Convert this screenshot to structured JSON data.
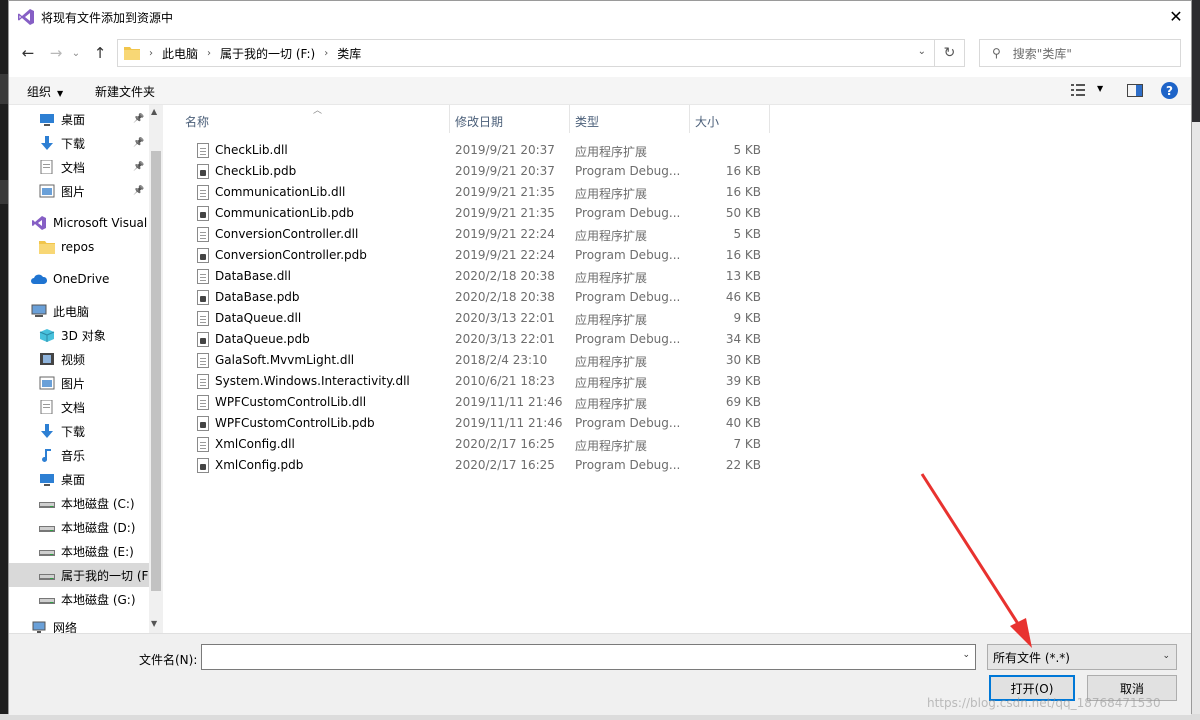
{
  "dialog": {
    "title": "将现有文件添加到资源中",
    "close_glyph": "✕"
  },
  "address": {
    "crumbs": [
      "此电脑",
      "属于我的一切 (F:)",
      "类库"
    ],
    "search_placeholder": "搜索\"类库\""
  },
  "toolbar": {
    "organize": "组织",
    "new_folder": "新建文件夹",
    "help": "?"
  },
  "nav": {
    "items": [
      {
        "label": "桌面",
        "icon": "desktop-icon",
        "pinned": true
      },
      {
        "label": "下载",
        "icon": "download-icon",
        "pinned": true
      },
      {
        "label": "文档",
        "icon": "document-icon",
        "pinned": true
      },
      {
        "label": "图片",
        "icon": "picture-icon",
        "pinned": true
      },
      {
        "label": "Microsoft Visual",
        "icon": "visual-studio-icon",
        "pinned": false
      },
      {
        "label": "repos",
        "icon": "folder-icon",
        "pinned": false
      },
      {
        "label": "OneDrive",
        "icon": "onedrive-icon",
        "pinned": false
      },
      {
        "label": "此电脑",
        "icon": "computer-icon",
        "pinned": false
      },
      {
        "label": "3D 对象",
        "icon": "3d-objects-icon",
        "pinned": false
      },
      {
        "label": "视频",
        "icon": "video-icon",
        "pinned": false
      },
      {
        "label": "图片",
        "icon": "picture-icon",
        "pinned": false
      },
      {
        "label": "文档",
        "icon": "document-icon",
        "pinned": false
      },
      {
        "label": "下载",
        "icon": "download-icon",
        "pinned": false
      },
      {
        "label": "音乐",
        "icon": "music-icon",
        "pinned": false
      },
      {
        "label": "桌面",
        "icon": "desktop-icon",
        "pinned": false
      },
      {
        "label": "本地磁盘 (C:)",
        "icon": "drive-icon",
        "pinned": false
      },
      {
        "label": "本地磁盘 (D:)",
        "icon": "drive-icon",
        "pinned": false
      },
      {
        "label": "本地磁盘 (E:)",
        "icon": "drive-icon",
        "pinned": false
      },
      {
        "label": "属于我的一切 (F",
        "icon": "drive-icon",
        "pinned": false,
        "selected": true
      },
      {
        "label": "本地磁盘 (G:)",
        "icon": "drive-icon",
        "pinned": false
      },
      {
        "label": "网络",
        "icon": "network-icon",
        "pinned": false
      }
    ]
  },
  "columns": {
    "name": "名称",
    "date": "修改日期",
    "type": "类型",
    "size": "大小"
  },
  "files": [
    {
      "name": "CheckLib.dll",
      "date": "2019/9/21 20:37",
      "type": "应用程序扩展",
      "size": "5 KB",
      "kind": "dll"
    },
    {
      "name": "CheckLib.pdb",
      "date": "2019/9/21 20:37",
      "type": "Program Debug...",
      "size": "16 KB",
      "kind": "pdb"
    },
    {
      "name": "CommunicationLib.dll",
      "date": "2019/9/21 21:35",
      "type": "应用程序扩展",
      "size": "16 KB",
      "kind": "dll"
    },
    {
      "name": "CommunicationLib.pdb",
      "date": "2019/9/21 21:35",
      "type": "Program Debug...",
      "size": "50 KB",
      "kind": "pdb"
    },
    {
      "name": "ConversionController.dll",
      "date": "2019/9/21 22:24",
      "type": "应用程序扩展",
      "size": "5 KB",
      "kind": "dll"
    },
    {
      "name": "ConversionController.pdb",
      "date": "2019/9/21 22:24",
      "type": "Program Debug...",
      "size": "16 KB",
      "kind": "pdb"
    },
    {
      "name": "DataBase.dll",
      "date": "2020/2/18 20:38",
      "type": "应用程序扩展",
      "size": "13 KB",
      "kind": "dll"
    },
    {
      "name": "DataBase.pdb",
      "date": "2020/2/18 20:38",
      "type": "Program Debug...",
      "size": "46 KB",
      "kind": "pdb"
    },
    {
      "name": "DataQueue.dll",
      "date": "2020/3/13 22:01",
      "type": "应用程序扩展",
      "size": "9 KB",
      "kind": "dll"
    },
    {
      "name": "DataQueue.pdb",
      "date": "2020/3/13 22:01",
      "type": "Program Debug...",
      "size": "34 KB",
      "kind": "pdb"
    },
    {
      "name": "GalaSoft.MvvmLight.dll",
      "date": "2018/2/4 23:10",
      "type": "应用程序扩展",
      "size": "30 KB",
      "kind": "dll"
    },
    {
      "name": "System.Windows.Interactivity.dll",
      "date": "2010/6/21 18:23",
      "type": "应用程序扩展",
      "size": "39 KB",
      "kind": "dll"
    },
    {
      "name": "WPFCustomControlLib.dll",
      "date": "2019/11/11 21:46",
      "type": "应用程序扩展",
      "size": "69 KB",
      "kind": "dll"
    },
    {
      "name": "WPFCustomControlLib.pdb",
      "date": "2019/11/11 21:46",
      "type": "Program Debug...",
      "size": "40 KB",
      "kind": "pdb"
    },
    {
      "name": "XmlConfig.dll",
      "date": "2020/2/17 16:25",
      "type": "应用程序扩展",
      "size": "7 KB",
      "kind": "dll"
    },
    {
      "name": "XmlConfig.pdb",
      "date": "2020/2/17 16:25",
      "type": "Program Debug...",
      "size": "22 KB",
      "kind": "pdb"
    }
  ],
  "footer": {
    "filename_label": "文件名(N):",
    "filename_value": "",
    "filter_value": "所有文件 (*.*)",
    "open_label": "打开(O)",
    "cancel_label": "取消",
    "watermark": "https://blog.csdn.net/qq_18768471530"
  },
  "colors": {
    "accent": "#0078d7",
    "annotation_arrow": "#e8322f"
  }
}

====

Aim –
Search the lines for the word "XmlConfig" and report how many contain it, by number only.

Solution –
2